--- GIVEN INFORMATION ---
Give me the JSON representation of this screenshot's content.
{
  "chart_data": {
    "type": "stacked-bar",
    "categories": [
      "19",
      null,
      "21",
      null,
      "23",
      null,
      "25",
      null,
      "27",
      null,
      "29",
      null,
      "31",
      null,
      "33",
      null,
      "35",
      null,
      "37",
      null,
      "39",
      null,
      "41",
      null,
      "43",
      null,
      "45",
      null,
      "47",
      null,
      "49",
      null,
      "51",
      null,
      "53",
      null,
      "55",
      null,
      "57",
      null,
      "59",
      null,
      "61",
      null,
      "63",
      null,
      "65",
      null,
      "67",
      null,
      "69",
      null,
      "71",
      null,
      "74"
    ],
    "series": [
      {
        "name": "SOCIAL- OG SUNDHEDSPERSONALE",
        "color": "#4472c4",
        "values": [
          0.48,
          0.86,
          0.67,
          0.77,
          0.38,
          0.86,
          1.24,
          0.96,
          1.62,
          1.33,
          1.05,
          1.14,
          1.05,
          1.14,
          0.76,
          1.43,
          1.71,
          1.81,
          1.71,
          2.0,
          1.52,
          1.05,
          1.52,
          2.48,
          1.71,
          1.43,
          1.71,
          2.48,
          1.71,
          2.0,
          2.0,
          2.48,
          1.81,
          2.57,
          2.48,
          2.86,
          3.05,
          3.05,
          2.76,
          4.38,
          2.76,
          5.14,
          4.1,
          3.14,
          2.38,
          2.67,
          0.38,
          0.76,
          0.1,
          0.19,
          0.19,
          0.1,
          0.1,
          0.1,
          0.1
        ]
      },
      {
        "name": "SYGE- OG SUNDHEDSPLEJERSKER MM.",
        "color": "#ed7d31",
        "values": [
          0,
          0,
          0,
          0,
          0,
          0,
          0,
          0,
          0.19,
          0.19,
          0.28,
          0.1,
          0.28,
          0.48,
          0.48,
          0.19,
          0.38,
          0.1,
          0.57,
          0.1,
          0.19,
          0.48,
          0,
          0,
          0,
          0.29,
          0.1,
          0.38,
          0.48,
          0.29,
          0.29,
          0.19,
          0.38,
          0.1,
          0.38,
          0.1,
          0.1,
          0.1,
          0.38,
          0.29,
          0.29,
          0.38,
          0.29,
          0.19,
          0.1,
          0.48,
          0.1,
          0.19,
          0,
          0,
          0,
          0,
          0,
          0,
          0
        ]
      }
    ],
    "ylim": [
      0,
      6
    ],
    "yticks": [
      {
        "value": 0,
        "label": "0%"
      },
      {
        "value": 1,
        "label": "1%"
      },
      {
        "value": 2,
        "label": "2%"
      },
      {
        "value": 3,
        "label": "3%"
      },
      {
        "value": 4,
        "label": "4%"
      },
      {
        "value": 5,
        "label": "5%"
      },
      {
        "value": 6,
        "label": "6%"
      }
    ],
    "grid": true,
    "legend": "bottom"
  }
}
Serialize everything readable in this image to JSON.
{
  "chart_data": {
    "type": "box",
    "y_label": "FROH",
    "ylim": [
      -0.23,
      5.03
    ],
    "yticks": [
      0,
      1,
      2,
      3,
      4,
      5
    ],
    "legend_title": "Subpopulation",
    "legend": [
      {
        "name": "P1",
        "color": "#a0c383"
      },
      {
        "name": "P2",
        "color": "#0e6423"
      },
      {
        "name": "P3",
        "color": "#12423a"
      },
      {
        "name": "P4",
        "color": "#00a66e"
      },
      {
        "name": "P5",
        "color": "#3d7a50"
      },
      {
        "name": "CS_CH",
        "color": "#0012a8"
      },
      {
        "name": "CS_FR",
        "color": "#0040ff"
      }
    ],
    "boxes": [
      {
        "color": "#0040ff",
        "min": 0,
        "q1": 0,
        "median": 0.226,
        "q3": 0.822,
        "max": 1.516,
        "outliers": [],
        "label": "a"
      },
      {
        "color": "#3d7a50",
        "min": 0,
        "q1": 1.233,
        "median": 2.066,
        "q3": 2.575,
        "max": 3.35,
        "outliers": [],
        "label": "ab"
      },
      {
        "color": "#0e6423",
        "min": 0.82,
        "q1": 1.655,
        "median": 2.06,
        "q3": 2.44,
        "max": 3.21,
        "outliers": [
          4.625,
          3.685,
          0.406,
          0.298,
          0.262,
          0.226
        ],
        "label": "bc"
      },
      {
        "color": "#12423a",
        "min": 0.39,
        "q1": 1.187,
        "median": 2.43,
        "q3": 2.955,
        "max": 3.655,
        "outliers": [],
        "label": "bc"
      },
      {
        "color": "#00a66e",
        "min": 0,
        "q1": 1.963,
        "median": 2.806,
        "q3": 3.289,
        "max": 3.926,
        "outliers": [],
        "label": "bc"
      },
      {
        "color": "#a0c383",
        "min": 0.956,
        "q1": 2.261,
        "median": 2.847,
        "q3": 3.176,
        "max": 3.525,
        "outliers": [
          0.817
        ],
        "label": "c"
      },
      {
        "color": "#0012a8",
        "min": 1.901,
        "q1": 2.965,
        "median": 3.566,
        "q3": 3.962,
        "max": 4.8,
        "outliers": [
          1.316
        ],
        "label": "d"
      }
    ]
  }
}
---
TASK TO COMPLETE: All of the entries must be written out exactly as they stand.

ANSWER:
Give me the JSON representation of this screenshot's content.
{
  "chart_data": {
    "type": "stacked-bar",
    "categories": [
      "19",
      null,
      "21",
      null,
      "23",
      null,
      "25",
      null,
      "27",
      null,
      "29",
      null,
      "31",
      null,
      "33",
      null,
      "35",
      null,
      "37",
      null,
      "39",
      null,
      "41",
      null,
      "43",
      null,
      "45",
      null,
      "47",
      null,
      "49",
      null,
      "51",
      null,
      "53",
      null,
      "55",
      null,
      "57",
      null,
      "59",
      null,
      "61",
      null,
      "63",
      null,
      "65",
      null,
      "67",
      null,
      "69",
      null,
      "71",
      null,
      "74"
    ],
    "series": [
      {
        "name": "SOCIAL- OG SUNDHEDSPERSONALE",
        "color": "#4472c4",
        "values": [
          0.48,
          0.86,
          0.67,
          0.77,
          0.38,
          0.86,
          1.24,
          0.96,
          1.62,
          1.33,
          1.05,
          1.14,
          1.05,
          1.14,
          0.76,
          1.43,
          1.71,
          1.81,
          1.71,
          2.0,
          1.52,
          1.05,
          1.52,
          2.48,
          1.71,
          1.43,
          1.71,
          2.48,
          1.71,
          2.0,
          2.0,
          2.48,
          1.81,
          2.57,
          2.48,
          2.86,
          3.05,
          3.05,
          2.76,
          4.38,
          2.76,
          5.14,
          4.1,
          3.14,
          2.38,
          2.67,
          0.38,
          0.76,
          0.1,
          0.19,
          0.19,
          0.1,
          0.1,
          0.1,
          0.1
        ]
      },
      {
        "name": "SYGE- OG SUNDHEDSPLEJERSKER MM.",
        "color": "#ed7d31",
        "values": [
          0,
          0,
          0,
          0,
          0,
          0,
          0,
          0,
          0.19,
          0.19,
          0.28,
          0.1,
          0.28,
          0.48,
          0.48,
          0.19,
          0.38,
          0.1,
          0.57,
          0.1,
          0.19,
          0.48,
          0,
          0,
          0,
          0.29,
          0.1,
          0.38,
          0.48,
          0.29,
          0.29,
          0.19,
          0.38,
          0.1,
          0.38,
          0.1,
          0.1,
          0.1,
          0.38,
          0.29,
          0.29,
          0.38,
          0.29,
          0.19,
          0.1,
          0.48,
          0.1,
          0.19,
          0,
          0,
          0,
          0,
          0,
          0,
          0
        ]
      }
    ],
    "ylim": [
      0,
      6
    ],
    "yticks": [
      {
        "value": 0,
        "label": "0%"
      },
      {
        "value": 1,
        "label": "1%"
      },
      {
        "value": 2,
        "label": "2%"
      },
      {
        "value": 3,
        "label": "3%"
      },
      {
        "value": 4,
        "label": "4%"
      },
      {
        "value": 5,
        "label": "5%"
      },
      {
        "value": 6,
        "label": "6%"
      }
    ],
    "grid": true,
    "legend": "bottom"
  }
}
Serialize everything readable in this image to JSON.
{
  "chart_data": {
    "type": "box",
    "y_label": "FROH",
    "ylim": [
      -0.23,
      5.03
    ],
    "yticks": [
      0,
      1,
      2,
      3,
      4,
      5
    ],
    "legend_title": "Subpopulation",
    "legend": [
      {
        "name": "P1",
        "color": "#a0c383"
      },
      {
        "name": "P2",
        "color": "#0e6423"
      },
      {
        "name": "P3",
        "color": "#12423a"
      },
      {
        "name": "P4",
        "color": "#00a66e"
      },
      {
        "name": "P5",
        "color": "#3d7a50"
      },
      {
        "name": "CS_CH",
        "color": "#0012a8"
      },
      {
        "name": "CS_FR",
        "color": "#0040ff"
      }
    ],
    "boxes": [
      {
        "color": "#0040ff",
        "min": 0,
        "q1": 0,
        "median": 0.226,
        "q3": 0.822,
        "max": 1.516,
        "outliers": [],
        "label": "a"
      },
      {
        "color": "#3d7a50",
        "min": 0,
        "q1": 1.233,
        "median": 2.066,
        "q3": 2.575,
        "max": 3.35,
        "outliers": [],
        "label": "ab"
      },
      {
        "color": "#0e6423",
        "min": 0.82,
        "q1": 1.655,
        "median": 2.06,
        "q3": 2.44,
        "max": 3.21,
        "outliers": [
          4.625,
          3.685,
          0.406,
          0.298,
          0.262,
          0.226
        ],
        "label": "bc"
      },
      {
        "color": "#12423a",
        "min": 0.39,
        "q1": 1.187,
        "median": 2.43,
        "q3": 2.955,
        "max": 3.655,
        "outliers": [],
        "label": "bc"
      },
      {
        "color": "#00a66e",
        "min": 0,
        "q1": 1.963,
        "median": 2.806,
        "q3": 3.289,
        "max": 3.926,
        "outliers": [],
        "label": "bc"
      },
      {
        "color": "#a0c383",
        "min": 0.956,
        "q1": 2.261,
        "median": 2.847,
        "q3": 3.176,
        "max": 3.525,
        "outliers": [
          0.817
        ],
        "label": "c"
      },
      {
        "color": "#0012a8",
        "min": 1.901,
        "q1": 2.965,
        "median": 3.566,
        "q3": 3.962,
        "max": 4.8,
        "outliers": [
          1.316
        ],
        "label": "d"
      }
    ]
  }
}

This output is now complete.